### What to produce
Extract the lines that hold the string "State".

Start Data shown

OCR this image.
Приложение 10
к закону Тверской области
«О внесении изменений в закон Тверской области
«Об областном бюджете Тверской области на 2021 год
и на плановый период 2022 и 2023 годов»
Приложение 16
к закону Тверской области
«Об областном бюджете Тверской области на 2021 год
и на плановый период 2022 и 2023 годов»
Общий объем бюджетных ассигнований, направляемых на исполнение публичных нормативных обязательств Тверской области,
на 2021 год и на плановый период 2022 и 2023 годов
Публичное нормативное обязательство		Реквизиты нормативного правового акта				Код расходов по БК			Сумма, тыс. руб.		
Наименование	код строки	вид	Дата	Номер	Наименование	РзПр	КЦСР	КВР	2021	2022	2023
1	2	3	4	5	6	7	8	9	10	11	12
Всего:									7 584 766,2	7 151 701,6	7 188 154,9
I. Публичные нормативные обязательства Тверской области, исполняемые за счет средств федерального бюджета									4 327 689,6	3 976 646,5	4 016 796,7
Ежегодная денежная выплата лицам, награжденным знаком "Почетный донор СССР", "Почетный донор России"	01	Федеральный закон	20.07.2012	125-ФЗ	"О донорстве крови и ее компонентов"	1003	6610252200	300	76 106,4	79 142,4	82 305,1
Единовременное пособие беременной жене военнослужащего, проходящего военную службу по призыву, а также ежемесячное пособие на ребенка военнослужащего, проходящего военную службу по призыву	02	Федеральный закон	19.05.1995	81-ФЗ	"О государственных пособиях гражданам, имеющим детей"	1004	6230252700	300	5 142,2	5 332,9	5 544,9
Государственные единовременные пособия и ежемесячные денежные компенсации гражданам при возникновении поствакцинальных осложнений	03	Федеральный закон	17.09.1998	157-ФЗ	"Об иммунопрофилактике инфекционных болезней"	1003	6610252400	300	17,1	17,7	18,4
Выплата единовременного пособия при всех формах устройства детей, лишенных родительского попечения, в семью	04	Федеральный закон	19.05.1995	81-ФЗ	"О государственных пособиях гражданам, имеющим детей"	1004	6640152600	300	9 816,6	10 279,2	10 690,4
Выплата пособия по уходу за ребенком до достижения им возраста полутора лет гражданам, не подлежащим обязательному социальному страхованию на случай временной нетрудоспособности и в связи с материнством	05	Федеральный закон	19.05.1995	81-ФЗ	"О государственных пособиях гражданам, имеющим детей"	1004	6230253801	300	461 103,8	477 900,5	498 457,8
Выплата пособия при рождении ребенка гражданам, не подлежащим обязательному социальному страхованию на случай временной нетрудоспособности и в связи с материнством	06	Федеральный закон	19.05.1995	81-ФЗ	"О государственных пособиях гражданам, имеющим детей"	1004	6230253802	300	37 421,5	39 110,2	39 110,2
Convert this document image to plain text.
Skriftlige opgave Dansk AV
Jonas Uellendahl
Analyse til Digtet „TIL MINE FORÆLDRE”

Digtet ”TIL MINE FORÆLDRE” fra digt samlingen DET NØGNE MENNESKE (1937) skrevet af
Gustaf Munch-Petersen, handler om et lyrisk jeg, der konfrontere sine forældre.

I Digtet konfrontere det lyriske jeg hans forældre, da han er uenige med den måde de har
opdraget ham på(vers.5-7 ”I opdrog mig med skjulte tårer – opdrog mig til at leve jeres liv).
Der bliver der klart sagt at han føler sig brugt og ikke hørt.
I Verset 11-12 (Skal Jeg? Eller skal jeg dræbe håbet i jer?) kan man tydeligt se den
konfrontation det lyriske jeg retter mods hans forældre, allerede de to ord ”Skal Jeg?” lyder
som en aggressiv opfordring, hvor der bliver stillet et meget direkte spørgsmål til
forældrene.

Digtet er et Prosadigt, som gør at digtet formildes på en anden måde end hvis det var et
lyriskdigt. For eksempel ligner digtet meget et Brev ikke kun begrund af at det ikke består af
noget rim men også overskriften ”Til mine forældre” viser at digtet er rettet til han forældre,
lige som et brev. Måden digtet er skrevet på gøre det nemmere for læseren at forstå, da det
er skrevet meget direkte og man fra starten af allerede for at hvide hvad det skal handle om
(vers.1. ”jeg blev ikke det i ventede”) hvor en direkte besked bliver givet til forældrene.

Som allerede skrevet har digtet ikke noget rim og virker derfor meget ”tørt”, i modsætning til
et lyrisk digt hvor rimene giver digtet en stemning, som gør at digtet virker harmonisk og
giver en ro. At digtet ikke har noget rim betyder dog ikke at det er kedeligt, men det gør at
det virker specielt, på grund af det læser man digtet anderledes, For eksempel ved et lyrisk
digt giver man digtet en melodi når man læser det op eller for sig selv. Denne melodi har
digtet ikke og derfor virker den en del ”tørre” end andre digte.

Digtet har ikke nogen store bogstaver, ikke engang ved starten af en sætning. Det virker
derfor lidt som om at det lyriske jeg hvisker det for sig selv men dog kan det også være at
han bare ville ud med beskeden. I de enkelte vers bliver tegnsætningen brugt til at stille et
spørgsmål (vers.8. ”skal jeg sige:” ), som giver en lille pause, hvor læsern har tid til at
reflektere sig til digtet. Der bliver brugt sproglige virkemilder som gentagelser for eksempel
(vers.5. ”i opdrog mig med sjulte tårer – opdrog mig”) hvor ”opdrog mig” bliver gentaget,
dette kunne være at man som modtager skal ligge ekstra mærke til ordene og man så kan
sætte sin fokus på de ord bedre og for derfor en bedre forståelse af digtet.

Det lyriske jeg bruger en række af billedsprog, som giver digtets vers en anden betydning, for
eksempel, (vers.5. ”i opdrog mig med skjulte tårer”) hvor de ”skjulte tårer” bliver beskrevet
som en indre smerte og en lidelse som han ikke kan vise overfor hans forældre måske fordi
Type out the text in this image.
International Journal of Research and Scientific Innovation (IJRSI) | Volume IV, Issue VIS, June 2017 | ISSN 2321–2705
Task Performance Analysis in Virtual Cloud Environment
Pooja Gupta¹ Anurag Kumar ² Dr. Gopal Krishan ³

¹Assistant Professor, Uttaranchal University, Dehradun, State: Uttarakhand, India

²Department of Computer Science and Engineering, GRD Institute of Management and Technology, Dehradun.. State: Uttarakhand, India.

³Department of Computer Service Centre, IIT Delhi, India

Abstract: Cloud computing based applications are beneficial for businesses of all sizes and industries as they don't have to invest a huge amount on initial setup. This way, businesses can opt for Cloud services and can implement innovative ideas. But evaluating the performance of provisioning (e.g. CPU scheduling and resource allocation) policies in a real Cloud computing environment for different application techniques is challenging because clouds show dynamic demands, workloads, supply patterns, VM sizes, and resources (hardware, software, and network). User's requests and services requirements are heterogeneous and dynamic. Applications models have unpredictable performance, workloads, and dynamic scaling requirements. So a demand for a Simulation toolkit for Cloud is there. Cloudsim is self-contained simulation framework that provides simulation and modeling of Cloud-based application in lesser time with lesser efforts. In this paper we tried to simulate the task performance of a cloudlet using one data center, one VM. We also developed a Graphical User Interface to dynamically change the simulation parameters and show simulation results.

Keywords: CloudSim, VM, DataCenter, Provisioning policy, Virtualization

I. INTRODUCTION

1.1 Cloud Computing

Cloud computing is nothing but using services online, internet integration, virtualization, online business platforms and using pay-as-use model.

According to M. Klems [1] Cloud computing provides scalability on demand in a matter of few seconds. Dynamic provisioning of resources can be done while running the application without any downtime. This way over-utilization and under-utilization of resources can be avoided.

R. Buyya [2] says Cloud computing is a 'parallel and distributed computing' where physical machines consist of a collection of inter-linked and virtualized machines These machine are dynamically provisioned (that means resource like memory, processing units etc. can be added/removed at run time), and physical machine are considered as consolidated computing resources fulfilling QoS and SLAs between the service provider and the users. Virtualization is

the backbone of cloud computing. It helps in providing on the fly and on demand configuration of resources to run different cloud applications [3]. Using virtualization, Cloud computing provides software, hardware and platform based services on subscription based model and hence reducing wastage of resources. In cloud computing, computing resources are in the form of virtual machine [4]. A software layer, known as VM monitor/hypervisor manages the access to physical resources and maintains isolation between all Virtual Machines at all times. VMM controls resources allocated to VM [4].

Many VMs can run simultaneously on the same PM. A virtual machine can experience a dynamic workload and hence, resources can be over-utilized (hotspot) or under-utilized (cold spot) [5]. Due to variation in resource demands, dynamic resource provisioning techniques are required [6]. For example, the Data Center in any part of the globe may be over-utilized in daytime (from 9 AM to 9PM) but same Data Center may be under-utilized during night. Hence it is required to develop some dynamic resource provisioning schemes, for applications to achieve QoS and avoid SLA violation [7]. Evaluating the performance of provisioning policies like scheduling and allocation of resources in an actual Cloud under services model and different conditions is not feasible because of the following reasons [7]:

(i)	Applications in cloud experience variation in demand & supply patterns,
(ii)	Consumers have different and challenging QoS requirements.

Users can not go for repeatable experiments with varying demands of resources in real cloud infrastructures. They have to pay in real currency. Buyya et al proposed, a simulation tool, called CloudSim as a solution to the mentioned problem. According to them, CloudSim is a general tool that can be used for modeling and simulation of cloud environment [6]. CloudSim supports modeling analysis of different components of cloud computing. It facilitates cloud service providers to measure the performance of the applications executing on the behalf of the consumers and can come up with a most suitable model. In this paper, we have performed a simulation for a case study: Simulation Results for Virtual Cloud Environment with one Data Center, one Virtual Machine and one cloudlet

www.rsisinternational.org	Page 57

End Data shown

### Finished task
¹Assistant Professor, Uttaranchal University, Dehradun, State: Uttarakhand, India
²Department of Computer Science and Engineering, GRD Institute of Management and Technology, Dehradun.. State: Uttarakhand, India.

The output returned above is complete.